> _Information provided_:
"""

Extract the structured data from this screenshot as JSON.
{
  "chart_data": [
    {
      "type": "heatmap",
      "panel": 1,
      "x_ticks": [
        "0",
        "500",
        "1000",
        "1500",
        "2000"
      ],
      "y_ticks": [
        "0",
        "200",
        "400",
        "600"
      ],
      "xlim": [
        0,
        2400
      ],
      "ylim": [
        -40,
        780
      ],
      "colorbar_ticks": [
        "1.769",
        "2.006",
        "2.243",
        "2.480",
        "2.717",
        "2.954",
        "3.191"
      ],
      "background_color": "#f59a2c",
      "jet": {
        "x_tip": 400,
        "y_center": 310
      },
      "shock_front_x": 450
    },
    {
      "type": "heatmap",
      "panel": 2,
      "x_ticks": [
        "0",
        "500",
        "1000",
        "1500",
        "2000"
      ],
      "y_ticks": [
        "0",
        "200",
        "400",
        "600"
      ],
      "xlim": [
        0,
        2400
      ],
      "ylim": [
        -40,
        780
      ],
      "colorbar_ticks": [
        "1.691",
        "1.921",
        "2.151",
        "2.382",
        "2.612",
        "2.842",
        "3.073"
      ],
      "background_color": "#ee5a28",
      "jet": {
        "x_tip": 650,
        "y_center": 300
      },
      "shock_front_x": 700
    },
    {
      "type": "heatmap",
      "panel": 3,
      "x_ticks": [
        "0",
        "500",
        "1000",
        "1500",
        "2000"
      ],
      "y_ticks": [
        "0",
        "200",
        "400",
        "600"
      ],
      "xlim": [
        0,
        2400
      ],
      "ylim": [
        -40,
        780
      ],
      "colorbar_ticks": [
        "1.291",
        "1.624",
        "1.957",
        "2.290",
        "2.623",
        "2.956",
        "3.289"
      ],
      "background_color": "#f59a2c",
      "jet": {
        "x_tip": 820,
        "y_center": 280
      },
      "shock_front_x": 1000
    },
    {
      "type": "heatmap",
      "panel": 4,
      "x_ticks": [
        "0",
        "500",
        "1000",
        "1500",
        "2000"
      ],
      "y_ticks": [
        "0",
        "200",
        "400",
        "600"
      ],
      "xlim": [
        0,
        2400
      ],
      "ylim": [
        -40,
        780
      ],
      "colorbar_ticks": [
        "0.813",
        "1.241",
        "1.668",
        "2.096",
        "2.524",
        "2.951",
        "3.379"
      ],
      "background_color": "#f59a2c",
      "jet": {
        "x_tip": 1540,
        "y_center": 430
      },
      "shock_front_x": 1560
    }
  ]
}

"""

> _Written problem_:
Output the records verbatim, from the first line to the last.

> _Complete response_:
Extract the structured data from this screenshot as JSON.
{
  "chart_data": [
    {
      "type": "heatmap",
      "panel": 1,
      "x_ticks": [
        "0",
        "500",
        "1000",
        "1500",
        "2000"
      ],
      "y_ticks": [
        "0",
        "200",
        "400",
        "600"
      ],
      "xlim": [
        0,
        2400
      ],
      "ylim": [
        -40,
        780
      ],
      "colorbar_ticks": [
        "1.769",
        "2.006",
        "2.243",
        "2.480",
        "2.717",
        "2.954",
        "3.191"
      ],
      "background_color": "#f59a2c",
      "jet": {
        "x_tip": 400,
        "y_center": 310
      },
      "shock_front_x": 450
    },
    {
      "type": "heatmap",
      "panel": 2,
      "x_ticks": [
        "0",
        "500",
        "1000",
        "1500",
        "2000"
      ],
      "y_ticks": [
        "0",
        "200",
        "400",
        "600"
      ],
      "xlim": [
        0,
        2400
      ],
      "ylim": [
        -40,
        780
      ],
      "colorbar_ticks": [
        "1.691",
        "1.921",
        "2.151",
        "2.382",
        "2.612",
        "2.842",
        "3.073"
      ],
      "background_color": "#ee5a28",
      "jet": {
        "x_tip": 650,
        "y_center": 300
      },
      "shock_front_x": 700
    },
    {
      "type": "heatmap",
      "panel": 3,
      "x_ticks": [
        "0",
        "500",
        "1000",
        "1500",
        "2000"
      ],
      "y_ticks": [
        "0",
        "200",
        "400",
        "600"
      ],
      "xlim": [
        0,
        2400
      ],
      "ylim": [
        -40,
        780
      ],
      "colorbar_ticks": [
        "1.291",
        "1.624",
        "1.957",
        "2.290",
        "2.623",
        "2.956",
        "3.289"
      ],
      "background_color": "#f59a2c",
      "jet": {
        "x_tip": 820,
        "y_center": 280
      },
      "shock_front_x": 1000
    },
    {
      "type": "heatmap",
      "panel": 4,
      "x_ticks": [
        "0",
        "500",
        "1000",
        "1500",
        "2000"
      ],
      "y_ticks": [
        "0",
        "200",
        "400",
        "600"
      ],
      "xlim": [
        0,
        2400
      ],
      "ylim": [
        -40,
        780
      ],
      "colorbar_ticks": [
        "0.813",
        "1.241",
        "1.668",
        "2.096",
        "2.524",
        "2.951",
        "3.379"
      ],
      "background_color": "#f59a2c",
      "jet": {
        "x_tip": 1540,
        "y_center": 430
      },
      "shock_front_x": 1560
    }
  ]
}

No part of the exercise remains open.